AIM => Write out the records below once more, exactly as they stand.

TASK INPUTS =>
- - -
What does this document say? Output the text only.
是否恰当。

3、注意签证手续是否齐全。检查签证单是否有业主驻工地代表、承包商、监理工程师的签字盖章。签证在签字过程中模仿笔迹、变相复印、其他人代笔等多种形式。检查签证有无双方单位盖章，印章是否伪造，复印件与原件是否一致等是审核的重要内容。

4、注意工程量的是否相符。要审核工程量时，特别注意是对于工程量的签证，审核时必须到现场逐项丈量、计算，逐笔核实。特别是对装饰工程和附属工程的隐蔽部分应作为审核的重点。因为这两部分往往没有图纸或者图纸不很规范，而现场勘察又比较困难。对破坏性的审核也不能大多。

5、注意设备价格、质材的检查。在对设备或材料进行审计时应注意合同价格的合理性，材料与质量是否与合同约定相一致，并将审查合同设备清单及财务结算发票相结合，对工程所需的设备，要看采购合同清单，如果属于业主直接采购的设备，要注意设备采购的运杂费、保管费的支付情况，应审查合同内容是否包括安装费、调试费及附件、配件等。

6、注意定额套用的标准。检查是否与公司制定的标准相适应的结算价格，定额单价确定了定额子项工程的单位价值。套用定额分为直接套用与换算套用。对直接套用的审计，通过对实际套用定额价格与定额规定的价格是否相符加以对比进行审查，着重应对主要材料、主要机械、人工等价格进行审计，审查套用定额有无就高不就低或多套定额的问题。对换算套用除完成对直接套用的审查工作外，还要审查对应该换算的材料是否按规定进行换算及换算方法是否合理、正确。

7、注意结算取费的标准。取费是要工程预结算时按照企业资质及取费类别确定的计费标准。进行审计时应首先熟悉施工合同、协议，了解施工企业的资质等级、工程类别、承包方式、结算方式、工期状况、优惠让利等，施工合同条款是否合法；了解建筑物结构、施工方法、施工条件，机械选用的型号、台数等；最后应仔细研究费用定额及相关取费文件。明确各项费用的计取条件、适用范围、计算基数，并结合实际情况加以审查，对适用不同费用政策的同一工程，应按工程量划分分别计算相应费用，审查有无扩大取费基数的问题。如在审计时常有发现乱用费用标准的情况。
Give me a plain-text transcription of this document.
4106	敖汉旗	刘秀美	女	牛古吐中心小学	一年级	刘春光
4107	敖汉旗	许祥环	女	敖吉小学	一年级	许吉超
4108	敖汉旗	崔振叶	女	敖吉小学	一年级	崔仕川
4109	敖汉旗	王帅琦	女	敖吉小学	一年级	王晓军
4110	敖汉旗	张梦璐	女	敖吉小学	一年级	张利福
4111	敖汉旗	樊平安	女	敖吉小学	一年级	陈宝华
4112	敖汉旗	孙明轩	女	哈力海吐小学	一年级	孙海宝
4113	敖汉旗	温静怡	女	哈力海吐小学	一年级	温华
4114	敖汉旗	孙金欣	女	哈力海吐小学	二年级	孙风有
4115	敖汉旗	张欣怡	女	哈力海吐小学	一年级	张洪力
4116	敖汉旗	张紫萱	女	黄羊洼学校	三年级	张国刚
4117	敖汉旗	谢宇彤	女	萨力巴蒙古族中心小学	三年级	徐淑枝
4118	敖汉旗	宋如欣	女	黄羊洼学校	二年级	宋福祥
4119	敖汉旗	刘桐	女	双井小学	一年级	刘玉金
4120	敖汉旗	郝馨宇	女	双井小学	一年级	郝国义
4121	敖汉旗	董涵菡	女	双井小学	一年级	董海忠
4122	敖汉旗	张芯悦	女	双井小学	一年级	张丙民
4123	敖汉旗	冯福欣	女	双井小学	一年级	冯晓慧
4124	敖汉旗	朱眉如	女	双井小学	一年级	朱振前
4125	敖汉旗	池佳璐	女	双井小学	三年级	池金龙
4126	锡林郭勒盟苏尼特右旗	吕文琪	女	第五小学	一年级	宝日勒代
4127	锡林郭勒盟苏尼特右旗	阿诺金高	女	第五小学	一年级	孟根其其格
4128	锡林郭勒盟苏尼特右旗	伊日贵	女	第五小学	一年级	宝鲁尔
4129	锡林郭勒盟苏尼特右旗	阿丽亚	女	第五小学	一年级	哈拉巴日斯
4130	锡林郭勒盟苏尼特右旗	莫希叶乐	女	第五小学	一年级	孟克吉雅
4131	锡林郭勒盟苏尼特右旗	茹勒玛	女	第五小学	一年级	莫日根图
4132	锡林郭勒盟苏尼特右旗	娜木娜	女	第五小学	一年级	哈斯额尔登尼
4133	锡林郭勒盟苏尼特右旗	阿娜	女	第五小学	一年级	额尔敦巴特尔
- - -
TASK ANSWER =>
What does this document say? Output the text only.
是否恰当。

3、注意签证手续是否齐全。检查签证单是否有业主驻工地代表、承包商、监理工程师的签字盖章。签证在签字过程中模仿笔迹、变相复印、其他人代笔等多种形式。检查签证有无双方单位盖章，印章是否伪造，复印件与原件是否一致等是审核的重要内容。

4、注意工程量的是否相符。要审核工程量时，特别注意是对于工程量的签证，审核时必须到现场逐项丈量、计算，逐笔核实。特别是对装饰工程和附属工程的隐蔽部分应作为审核的重点。因为这两部分往往没有图纸或者图纸不很规范，而现场勘察又比较困难。对破坏性的审核也不能大多。

5、注意设备价格、质材的检查。在对设备或材料进行审计时应注意合同价格的合理性，材料与质量是否与合同约定相一致，并将审查合同设备清单及财务结算发票相结合，对工程所需的设备，要看采购合同清单，如果属于业主直接采购的设备，要注意设备采购的运杂费、保管费的支付情况，应审查合同内容是否包括安装费、调试费及附件、配件等。

6、注意定额套用的标准。检查是否与公司制定的标准相适应的结算价格，定额单价确定了定额子项工程的单位价值。套用定额分为直接套用与换算套用。对直接套用的审计，通过对实际套用定额价格与定额规定的价格是否相符加以对比进行审查，着重应对主要材料、主要机械、人工等价格进行审计，审查套用定额有无就高不就低或多套定额的问题。对换算套用除完成对直接套用的审查工作外，还要审查对应该换算的材料是否按规定进行换算及换算方法是否合理、正确。

7、注意结算取费的标准。取费是要工程预结算时按照企业资质及取费类别确定的计费标准。进行审计时应首先熟悉施工合同、协议，了解施工企业的资质等级、工程类别、承包方式、结算方式、工期状况、优惠让利等，施工合同条款是否合法；了解建筑物结构、施工方法、施工条件，机械选用的型号、台数等；最后应仔细研究费用定额及相关取费文件。明确各项费用的计取条件、适用范围、计算基数，并结合实际情况加以审查，对适用不同费用政策的同一工程，应按工程量划分分别计算相应费用，审查有无扩大取费基数的问题。如在审计时常有发现乱用费用标准的情况。
Give me a plain-text transcription of this document.
4106	敖汉旗	刘秀美	女	牛古吐中心小学	一年级	刘春光
4107	敖汉旗	许祥环	女	敖吉小学	一年级	许吉超
4108	敖汉旗	崔振叶	女	敖吉小学	一年级	崔仕川
4109	敖汉旗	王帅琦	女	敖吉小学	一年级	王晓军
4110	敖汉旗	张梦璐	女	敖吉小学	一年级	张利福
4111	敖汉旗	樊平安	女	敖吉小学	一年级	陈宝华
4112	敖汉旗	孙明轩	女	哈力海吐小学	一年级	孙海宝
4113	敖汉旗	温静怡	女	哈力海吐小学	一年级	温华
4114	敖汉旗	孙金欣	女	哈力海吐小学	二年级	孙风有
4115	敖汉旗	张欣怡	女	哈力海吐小学	一年级	张洪力
4116	敖汉旗	张紫萱	女	黄羊洼学校	三年级	张国刚
4117	敖汉旗	谢宇彤	女	萨力巴蒙古族中心小学	三年级	徐淑枝
4118	敖汉旗	宋如欣	女	黄羊洼学校	二年级	宋福祥
4119	敖汉旗	刘桐	女	双井小学	一年级	刘玉金
4120	敖汉旗	郝馨宇	女	双井小学	一年级	郝国义
4121	敖汉旗	董涵菡	女	双井小学	一年级	董海忠
4122	敖汉旗	张芯悦	女	双井小学	一年级	张丙民
4123	敖汉旗	冯福欣	女	双井小学	一年级	冯晓慧
4124	敖汉旗	朱眉如	女	双井小学	一年级	朱振前
4125	敖汉旗	池佳璐	女	双井小学	三年级	池金龙
4126	锡林郭勒盟苏尼特右旗	吕文琪	女	第五小学	一年级	宝日勒代
4127	锡林郭勒盟苏尼特右旗	阿诺金高	女	第五小学	一年级	孟根其其格
4128	锡林郭勒盟苏尼特右旗	伊日贵	女	第五小学	一年级	宝鲁尔
4129	锡林郭勒盟苏尼特右旗	阿丽亚	女	第五小学	一年级	哈拉巴日斯
4130	锡林郭勒盟苏尼特右旗	莫希叶乐	女	第五小学	一年级	孟克吉雅
4131	锡林郭勒盟苏尼特右旗	茹勒玛	女	第五小学	一年级	莫日根图
4132	锡林郭勒盟苏尼特右旗	娜木娜	女	第五小学	一年级	哈斯额尔登尼
4133	锡林郭勒盟苏尼特右旗	阿娜	女	第五小学	一年级	额尔敦巴特尔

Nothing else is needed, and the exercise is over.